■ TASK TO CARRY OUT:
Every line with the word "Universitets" in it should be extracted from the data that follows.

Records that describe figures
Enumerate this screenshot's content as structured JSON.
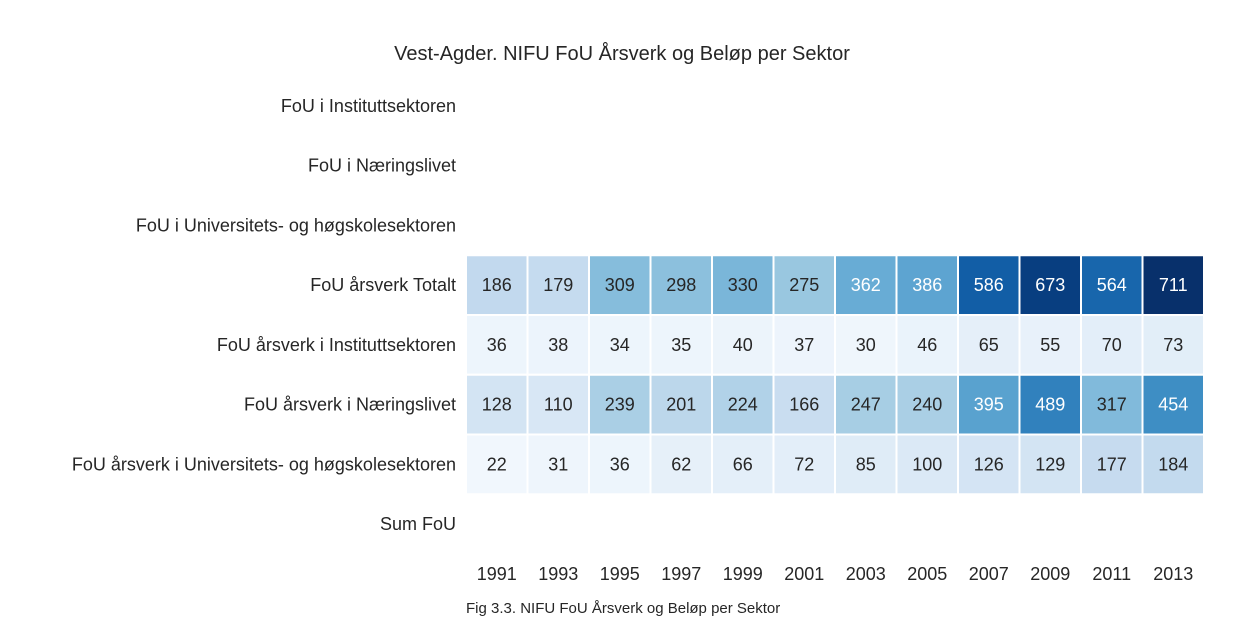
{
  "chart_data": {
    "type": "heatmap",
    "title": "Vest-Agder. NIFU FoU Årsverk og Beløp per Sektor",
    "caption": "Fig 3.3. NIFU FoU Årsverk og Beløp per Sektor",
    "x": [
      "1991",
      "1993",
      "1995",
      "1997",
      "1999",
      "2001",
      "2003",
      "2005",
      "2007",
      "2009",
      "2011",
      "2013"
    ],
    "rows": [
      {
        "label": "FoU i Instituttsektoren",
        "values": []
      },
      {
        "label": "FoU i Næringslivet",
        "values": []
      },
      {
        "label": "FoU i Universitets- og høgskolesektoren",
        "values": []
      },
      {
        "label": "FoU årsverk Totalt",
        "values": [
          186,
          179,
          309,
          298,
          330,
          275,
          362,
          386,
          586,
          673,
          564,
          711
        ]
      },
      {
        "label": "FoU årsverk i Instituttsektoren",
        "values": [
          36,
          38,
          34,
          35,
          40,
          37,
          30,
          46,
          65,
          55,
          70,
          73
        ]
      },
      {
        "label": "FoU årsverk i Næringslivet",
        "values": [
          128,
          110,
          239,
          201,
          224,
          166,
          247,
          240,
          395,
          489,
          317,
          454
        ]
      },
      {
        "label": "FoU årsverk i Universitets- og høgskolesektoren",
        "values": [
          22,
          31,
          36,
          62,
          66,
          72,
          85,
          100,
          126,
          129,
          177,
          184
        ]
      },
      {
        "label": "Sum FoU",
        "values": []
      }
    ],
    "colormap": "Blues",
    "vmin": 0,
    "vmax": 711,
    "grid": false,
    "colorbar": false
  }
}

■ PROBLEM SOLUTION:
        "label": "FoU i Universitets- og høgskolesektoren",
        "label": "FoU årsverk i Universitets- og høgskolesektoren",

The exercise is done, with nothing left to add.